▸ Exercise brief
In the material below, the lines containing the word "this" are required; copy each of them.

▸ Material provided
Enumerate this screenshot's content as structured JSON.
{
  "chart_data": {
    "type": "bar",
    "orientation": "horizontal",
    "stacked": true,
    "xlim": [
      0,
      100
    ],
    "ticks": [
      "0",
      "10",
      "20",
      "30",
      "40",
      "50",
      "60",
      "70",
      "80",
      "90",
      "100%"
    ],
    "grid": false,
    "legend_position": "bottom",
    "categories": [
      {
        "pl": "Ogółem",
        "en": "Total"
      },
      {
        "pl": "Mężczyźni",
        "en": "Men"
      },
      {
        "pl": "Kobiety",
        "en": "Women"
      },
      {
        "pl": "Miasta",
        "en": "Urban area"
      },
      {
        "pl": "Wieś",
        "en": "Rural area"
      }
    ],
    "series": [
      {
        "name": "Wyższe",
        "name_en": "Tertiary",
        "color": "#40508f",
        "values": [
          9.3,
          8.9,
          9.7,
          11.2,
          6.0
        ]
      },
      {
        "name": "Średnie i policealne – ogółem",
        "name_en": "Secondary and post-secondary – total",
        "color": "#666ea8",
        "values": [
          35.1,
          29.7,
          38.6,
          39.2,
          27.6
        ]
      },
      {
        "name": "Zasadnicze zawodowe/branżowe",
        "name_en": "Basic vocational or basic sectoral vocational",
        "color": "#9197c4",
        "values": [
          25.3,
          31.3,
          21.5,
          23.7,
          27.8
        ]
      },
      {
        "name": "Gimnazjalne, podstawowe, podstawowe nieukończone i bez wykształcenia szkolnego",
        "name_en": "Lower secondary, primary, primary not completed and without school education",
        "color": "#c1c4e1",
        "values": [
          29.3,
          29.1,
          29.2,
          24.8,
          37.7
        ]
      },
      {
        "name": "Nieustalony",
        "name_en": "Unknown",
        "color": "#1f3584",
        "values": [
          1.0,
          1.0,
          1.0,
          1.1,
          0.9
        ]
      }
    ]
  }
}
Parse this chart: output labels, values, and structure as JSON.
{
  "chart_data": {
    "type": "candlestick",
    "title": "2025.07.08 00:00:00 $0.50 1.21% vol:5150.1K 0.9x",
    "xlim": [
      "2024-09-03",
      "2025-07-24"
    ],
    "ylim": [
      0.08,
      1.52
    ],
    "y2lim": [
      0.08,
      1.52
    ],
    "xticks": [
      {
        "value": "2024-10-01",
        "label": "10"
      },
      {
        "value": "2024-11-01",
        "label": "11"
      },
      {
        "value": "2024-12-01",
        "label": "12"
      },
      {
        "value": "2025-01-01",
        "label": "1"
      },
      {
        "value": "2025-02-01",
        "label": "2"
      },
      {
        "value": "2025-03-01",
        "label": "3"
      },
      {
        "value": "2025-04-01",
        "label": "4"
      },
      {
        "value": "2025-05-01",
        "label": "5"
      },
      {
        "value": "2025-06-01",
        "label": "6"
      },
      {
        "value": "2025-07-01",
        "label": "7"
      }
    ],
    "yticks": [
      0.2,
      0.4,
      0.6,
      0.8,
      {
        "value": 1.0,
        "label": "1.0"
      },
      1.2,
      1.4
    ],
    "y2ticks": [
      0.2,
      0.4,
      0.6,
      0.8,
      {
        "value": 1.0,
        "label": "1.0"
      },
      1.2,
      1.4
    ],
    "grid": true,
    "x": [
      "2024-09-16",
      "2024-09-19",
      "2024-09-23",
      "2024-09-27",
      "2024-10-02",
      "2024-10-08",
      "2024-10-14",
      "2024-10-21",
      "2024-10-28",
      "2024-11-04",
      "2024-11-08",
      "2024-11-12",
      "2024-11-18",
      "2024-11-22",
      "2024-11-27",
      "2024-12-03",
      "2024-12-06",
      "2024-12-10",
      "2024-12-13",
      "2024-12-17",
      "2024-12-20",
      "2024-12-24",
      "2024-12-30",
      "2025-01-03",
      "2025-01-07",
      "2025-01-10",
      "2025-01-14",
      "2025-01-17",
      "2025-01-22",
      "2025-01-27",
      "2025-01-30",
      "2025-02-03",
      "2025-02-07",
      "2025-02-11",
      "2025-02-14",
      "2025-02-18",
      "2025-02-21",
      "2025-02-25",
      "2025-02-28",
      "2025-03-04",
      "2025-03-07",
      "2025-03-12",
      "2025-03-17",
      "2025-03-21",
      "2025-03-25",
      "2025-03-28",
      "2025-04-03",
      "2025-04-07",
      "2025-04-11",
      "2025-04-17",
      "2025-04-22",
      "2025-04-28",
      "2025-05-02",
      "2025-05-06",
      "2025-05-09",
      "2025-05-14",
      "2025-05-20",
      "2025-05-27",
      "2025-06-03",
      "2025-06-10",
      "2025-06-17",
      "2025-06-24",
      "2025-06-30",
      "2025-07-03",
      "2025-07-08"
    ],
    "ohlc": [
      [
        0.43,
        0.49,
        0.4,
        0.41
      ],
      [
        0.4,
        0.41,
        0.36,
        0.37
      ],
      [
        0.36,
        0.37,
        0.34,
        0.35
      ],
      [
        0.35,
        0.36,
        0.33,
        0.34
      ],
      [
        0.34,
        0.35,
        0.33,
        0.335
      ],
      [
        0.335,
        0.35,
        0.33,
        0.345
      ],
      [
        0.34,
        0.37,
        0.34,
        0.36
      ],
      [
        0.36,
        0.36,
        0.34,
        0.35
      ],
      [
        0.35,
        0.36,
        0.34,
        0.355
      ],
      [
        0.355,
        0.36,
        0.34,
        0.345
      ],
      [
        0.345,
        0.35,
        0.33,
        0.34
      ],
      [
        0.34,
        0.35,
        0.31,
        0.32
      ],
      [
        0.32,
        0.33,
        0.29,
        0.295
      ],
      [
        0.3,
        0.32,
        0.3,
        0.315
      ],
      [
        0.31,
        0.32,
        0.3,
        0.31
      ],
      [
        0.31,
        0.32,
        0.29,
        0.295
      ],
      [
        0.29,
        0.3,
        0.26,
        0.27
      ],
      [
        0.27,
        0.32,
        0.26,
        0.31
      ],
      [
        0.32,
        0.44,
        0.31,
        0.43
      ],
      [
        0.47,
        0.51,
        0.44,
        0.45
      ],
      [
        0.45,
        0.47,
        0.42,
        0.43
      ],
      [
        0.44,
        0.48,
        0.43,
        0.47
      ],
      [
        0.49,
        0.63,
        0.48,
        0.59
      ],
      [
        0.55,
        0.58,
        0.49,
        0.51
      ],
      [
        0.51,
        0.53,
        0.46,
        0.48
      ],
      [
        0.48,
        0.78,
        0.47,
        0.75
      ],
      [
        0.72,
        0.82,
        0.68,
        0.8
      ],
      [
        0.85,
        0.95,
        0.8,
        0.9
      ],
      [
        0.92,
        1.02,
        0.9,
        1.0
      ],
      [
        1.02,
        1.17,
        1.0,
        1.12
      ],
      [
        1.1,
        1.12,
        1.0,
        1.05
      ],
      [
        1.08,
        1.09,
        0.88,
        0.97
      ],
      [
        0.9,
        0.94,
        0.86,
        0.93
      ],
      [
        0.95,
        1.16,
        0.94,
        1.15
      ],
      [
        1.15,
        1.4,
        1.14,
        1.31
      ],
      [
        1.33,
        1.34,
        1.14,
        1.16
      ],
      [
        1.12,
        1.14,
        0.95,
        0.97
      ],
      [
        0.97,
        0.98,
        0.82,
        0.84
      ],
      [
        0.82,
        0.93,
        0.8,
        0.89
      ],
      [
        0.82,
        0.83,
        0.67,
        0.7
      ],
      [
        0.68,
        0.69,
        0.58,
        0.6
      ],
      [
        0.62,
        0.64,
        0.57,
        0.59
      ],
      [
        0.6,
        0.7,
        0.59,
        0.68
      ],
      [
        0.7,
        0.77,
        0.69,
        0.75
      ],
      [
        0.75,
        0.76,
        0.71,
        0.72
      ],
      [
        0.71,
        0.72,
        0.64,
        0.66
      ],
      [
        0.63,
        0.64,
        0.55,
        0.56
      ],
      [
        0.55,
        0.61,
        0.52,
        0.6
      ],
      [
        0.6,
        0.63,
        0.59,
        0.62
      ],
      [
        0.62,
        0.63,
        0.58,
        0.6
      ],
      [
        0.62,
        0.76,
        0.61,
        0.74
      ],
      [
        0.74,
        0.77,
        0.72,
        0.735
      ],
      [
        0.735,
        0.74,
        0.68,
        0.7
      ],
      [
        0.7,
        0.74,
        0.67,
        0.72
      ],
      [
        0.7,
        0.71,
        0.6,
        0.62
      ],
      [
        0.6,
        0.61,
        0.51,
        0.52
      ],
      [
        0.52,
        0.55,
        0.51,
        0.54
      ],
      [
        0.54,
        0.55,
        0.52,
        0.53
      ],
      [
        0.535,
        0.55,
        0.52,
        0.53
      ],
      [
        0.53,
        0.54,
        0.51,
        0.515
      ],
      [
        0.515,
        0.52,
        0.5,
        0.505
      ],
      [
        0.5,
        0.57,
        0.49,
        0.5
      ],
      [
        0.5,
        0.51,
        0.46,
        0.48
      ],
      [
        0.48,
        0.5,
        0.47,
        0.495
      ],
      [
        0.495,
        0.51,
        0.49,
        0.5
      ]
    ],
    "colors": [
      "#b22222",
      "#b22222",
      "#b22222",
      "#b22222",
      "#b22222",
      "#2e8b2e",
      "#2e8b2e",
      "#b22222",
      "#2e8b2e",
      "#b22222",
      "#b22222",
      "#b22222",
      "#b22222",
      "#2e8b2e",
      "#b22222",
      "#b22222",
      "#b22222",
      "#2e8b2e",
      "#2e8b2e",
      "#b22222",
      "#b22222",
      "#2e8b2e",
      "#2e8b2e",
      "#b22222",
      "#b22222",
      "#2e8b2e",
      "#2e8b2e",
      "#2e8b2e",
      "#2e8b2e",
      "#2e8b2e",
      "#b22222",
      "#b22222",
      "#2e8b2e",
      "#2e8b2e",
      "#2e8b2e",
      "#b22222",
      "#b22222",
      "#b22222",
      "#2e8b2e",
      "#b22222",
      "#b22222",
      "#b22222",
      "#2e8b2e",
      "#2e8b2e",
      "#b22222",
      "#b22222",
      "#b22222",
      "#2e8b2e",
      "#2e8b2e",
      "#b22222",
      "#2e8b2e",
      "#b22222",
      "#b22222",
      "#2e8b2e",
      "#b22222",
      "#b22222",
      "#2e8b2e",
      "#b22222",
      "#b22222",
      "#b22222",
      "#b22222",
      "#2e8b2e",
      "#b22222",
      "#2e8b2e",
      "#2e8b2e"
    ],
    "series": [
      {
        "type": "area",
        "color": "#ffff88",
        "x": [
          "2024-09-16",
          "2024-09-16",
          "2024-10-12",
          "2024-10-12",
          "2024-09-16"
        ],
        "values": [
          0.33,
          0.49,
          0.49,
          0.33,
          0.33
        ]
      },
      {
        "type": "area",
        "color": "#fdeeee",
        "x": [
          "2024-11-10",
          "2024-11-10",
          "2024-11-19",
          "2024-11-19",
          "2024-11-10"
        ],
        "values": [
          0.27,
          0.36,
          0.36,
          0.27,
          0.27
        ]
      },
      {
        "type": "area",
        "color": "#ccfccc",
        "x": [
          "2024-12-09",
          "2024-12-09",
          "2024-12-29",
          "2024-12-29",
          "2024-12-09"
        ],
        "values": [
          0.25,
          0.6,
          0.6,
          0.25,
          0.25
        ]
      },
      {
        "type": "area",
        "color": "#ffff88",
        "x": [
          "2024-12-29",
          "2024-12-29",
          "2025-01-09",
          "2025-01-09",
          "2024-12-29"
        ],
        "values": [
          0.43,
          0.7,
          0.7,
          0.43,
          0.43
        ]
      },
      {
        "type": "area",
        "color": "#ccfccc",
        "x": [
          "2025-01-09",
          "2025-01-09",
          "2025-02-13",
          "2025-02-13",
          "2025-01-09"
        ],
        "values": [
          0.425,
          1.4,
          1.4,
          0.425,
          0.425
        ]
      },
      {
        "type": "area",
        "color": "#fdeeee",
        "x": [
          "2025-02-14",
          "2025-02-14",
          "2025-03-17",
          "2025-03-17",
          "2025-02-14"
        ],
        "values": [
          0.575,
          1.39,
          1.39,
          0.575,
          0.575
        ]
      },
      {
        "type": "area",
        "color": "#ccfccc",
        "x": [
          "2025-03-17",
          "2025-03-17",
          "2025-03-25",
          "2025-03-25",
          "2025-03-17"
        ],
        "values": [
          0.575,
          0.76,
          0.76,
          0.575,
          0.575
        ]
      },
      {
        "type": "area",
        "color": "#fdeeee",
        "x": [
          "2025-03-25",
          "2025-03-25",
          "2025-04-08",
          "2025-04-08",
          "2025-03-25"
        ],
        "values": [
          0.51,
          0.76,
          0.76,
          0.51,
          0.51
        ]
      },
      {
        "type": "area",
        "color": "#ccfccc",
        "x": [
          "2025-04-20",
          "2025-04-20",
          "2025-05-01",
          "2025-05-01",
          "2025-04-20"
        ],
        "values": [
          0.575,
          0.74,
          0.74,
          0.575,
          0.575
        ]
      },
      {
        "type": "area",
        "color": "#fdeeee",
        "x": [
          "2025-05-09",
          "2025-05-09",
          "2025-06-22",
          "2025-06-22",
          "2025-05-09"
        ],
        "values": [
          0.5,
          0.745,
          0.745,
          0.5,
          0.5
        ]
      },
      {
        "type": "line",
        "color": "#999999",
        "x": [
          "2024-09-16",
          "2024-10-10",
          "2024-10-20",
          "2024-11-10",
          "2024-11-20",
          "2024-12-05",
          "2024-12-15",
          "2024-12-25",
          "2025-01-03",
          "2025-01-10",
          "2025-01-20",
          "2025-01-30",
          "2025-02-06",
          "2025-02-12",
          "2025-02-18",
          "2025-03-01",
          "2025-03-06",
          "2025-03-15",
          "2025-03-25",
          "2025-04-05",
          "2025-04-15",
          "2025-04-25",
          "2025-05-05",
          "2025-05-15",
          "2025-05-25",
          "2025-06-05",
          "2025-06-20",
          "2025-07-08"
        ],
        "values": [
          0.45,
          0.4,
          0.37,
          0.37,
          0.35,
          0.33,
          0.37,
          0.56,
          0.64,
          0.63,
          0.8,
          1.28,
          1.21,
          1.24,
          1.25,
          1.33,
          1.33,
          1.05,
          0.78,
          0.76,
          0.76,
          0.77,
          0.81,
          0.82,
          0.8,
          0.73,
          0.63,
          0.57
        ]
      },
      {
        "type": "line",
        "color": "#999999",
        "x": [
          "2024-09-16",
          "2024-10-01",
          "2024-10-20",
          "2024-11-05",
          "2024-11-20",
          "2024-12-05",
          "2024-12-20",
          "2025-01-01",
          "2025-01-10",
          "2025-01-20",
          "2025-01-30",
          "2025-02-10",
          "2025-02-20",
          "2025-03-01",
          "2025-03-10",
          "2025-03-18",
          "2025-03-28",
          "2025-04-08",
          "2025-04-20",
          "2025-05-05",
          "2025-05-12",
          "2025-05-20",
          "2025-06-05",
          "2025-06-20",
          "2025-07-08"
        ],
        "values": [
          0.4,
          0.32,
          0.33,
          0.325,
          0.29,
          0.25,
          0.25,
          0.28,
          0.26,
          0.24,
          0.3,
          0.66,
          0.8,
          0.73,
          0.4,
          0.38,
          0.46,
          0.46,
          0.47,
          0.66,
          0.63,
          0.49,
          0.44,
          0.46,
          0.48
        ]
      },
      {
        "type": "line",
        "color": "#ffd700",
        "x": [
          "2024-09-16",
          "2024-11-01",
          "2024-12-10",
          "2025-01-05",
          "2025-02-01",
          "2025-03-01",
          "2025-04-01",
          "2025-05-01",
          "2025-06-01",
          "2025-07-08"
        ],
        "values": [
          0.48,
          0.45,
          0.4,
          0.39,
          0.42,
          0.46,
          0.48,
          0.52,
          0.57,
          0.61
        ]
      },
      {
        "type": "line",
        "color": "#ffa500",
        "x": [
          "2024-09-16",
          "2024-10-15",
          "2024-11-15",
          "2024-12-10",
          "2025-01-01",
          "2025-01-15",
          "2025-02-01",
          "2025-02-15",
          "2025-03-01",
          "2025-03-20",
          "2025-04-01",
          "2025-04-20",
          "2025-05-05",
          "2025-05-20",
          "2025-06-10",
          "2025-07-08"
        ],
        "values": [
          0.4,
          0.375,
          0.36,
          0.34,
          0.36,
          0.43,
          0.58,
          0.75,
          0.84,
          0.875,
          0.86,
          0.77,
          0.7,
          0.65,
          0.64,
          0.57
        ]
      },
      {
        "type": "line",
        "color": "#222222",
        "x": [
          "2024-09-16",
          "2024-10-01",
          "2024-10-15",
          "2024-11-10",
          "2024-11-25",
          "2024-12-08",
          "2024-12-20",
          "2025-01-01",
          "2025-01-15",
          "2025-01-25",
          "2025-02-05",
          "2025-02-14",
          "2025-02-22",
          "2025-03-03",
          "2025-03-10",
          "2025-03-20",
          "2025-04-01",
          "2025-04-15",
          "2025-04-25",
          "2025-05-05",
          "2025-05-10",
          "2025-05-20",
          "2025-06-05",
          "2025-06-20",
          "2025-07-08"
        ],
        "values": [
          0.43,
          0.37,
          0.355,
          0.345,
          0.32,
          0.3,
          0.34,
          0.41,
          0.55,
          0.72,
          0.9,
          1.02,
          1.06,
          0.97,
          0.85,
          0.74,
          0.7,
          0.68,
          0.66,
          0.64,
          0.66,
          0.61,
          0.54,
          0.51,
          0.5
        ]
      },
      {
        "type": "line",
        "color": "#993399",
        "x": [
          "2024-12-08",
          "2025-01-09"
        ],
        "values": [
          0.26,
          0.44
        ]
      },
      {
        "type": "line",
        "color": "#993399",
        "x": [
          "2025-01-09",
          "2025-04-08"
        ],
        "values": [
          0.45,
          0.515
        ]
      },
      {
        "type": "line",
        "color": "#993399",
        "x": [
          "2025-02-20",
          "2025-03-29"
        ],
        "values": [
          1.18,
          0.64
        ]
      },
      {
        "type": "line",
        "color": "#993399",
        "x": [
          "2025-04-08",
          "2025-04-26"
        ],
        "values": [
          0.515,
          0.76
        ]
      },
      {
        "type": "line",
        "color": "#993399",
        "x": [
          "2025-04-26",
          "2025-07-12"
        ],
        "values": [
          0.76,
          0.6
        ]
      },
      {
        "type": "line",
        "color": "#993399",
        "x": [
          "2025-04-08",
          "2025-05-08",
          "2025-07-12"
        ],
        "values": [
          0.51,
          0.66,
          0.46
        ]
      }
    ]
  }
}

▸ Answer for the task
Enumerate this screenshot's content as structured JSON.
Parse this chart: output labels, values, and structure as JSON.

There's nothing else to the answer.